*Exercise directions*. Every line below must be reproduced exactly. Copy them all.

*Recorded information*.
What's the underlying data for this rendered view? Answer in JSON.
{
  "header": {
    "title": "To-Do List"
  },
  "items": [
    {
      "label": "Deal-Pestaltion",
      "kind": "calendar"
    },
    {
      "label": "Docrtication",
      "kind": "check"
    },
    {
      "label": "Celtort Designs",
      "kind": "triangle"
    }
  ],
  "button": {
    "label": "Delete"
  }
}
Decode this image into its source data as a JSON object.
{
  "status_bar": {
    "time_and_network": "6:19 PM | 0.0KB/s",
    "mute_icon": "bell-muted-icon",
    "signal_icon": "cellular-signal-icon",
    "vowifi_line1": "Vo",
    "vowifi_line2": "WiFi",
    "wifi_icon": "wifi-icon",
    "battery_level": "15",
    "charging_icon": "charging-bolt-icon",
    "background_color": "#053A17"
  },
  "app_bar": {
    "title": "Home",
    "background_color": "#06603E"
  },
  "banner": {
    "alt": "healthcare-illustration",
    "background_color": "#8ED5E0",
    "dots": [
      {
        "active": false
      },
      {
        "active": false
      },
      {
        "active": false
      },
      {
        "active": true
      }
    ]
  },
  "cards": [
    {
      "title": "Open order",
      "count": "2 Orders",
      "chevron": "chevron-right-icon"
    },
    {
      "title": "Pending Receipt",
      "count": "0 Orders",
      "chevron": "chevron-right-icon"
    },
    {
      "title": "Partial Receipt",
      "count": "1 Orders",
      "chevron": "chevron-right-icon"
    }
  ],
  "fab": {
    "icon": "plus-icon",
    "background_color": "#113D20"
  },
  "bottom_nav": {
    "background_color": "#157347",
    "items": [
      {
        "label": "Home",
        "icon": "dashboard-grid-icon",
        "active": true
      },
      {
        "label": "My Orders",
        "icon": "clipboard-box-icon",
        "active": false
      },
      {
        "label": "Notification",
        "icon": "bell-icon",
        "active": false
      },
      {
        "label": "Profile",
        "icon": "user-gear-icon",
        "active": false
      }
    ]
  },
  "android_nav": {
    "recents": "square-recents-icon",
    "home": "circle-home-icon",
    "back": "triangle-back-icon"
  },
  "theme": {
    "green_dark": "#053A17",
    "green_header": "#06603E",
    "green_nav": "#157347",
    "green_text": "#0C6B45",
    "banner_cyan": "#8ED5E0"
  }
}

*The answer*.
What's the underlying data for this rendered view? Answer in JSON.
{
  "header": {
    "title": "To-Do List"
  },
  "items": [
    {
      "label": "Deal-Pestaltion",
      "kind": "calendar"
    },
    {
      "label": "Docrtication",
      "kind": "check"
    },
    {
      "label": "Celtort Designs",
      "kind": "triangle"
    }
  ],
  "button": {
    "label": "Delete"
  }
}
Decode this image into its source data as a JSON object.
{
  "status_bar": {
    "time_and_network": "6:19 PM | 0.0KB/s",
    "mute_icon": "bell-muted-icon",
    "signal_icon": "cellular-signal-icon",
    "vowifi_line1": "Vo",
    "vowifi_line2": "WiFi",
    "wifi_icon": "wifi-icon",
    "battery_level": "15",
    "charging_icon": "charging-bolt-icon",
    "background_color": "#053A17"
  },
  "app_bar": {
    "title": "Home",
    "background_color": "#06603E"
  },
  "banner": {
    "alt": "healthcare-illustration",
    "background_color": "#8ED5E0",
    "dots": [
      {
        "active": false
      },
      {
        "active": false
      },
      {
        "active": false
      },
      {
        "active": true
      }
    ]
  },
  "cards": [
    {
      "title": "Open order",
      "count": "2 Orders",
      "chevron": "chevron-right-icon"
    },
    {
      "title": "Pending Receipt",
      "count": "0 Orders",
      "chevron": "chevron-right-icon"
    },
    {
      "title": "Partial Receipt",
      "count": "1 Orders",
      "chevron": "chevron-right-icon"
    }
  ],
  "fab": {
    "icon": "plus-icon",
    "background_color": "#113D20"
  },
  "bottom_nav": {
    "background_color": "#157347",
    "items": [
      {
        "label": "Home",
        "icon": "dashboard-grid-icon",
        "active": true
      },
      {
        "label": "My Orders",
        "icon": "clipboard-box-icon",
        "active": false
      },
      {
        "label": "Notification",
        "icon": "bell-icon",
        "active": false
      },
      {
        "label": "Profile",
        "icon": "user-gear-icon",
        "active": false
      }
    ]
  },
  "android_nav": {
    "recents": "square-recents-icon",
    "home": "circle-home-icon",
    "back": "triangle-back-icon"
  },
  "theme": {
    "green_dark": "#053A17",
    "green_header": "#06603E",
    "green_nav": "#157347",
    "green_text": "#0C6B45",
    "banner_cyan": "#8ED5E0"
  }
}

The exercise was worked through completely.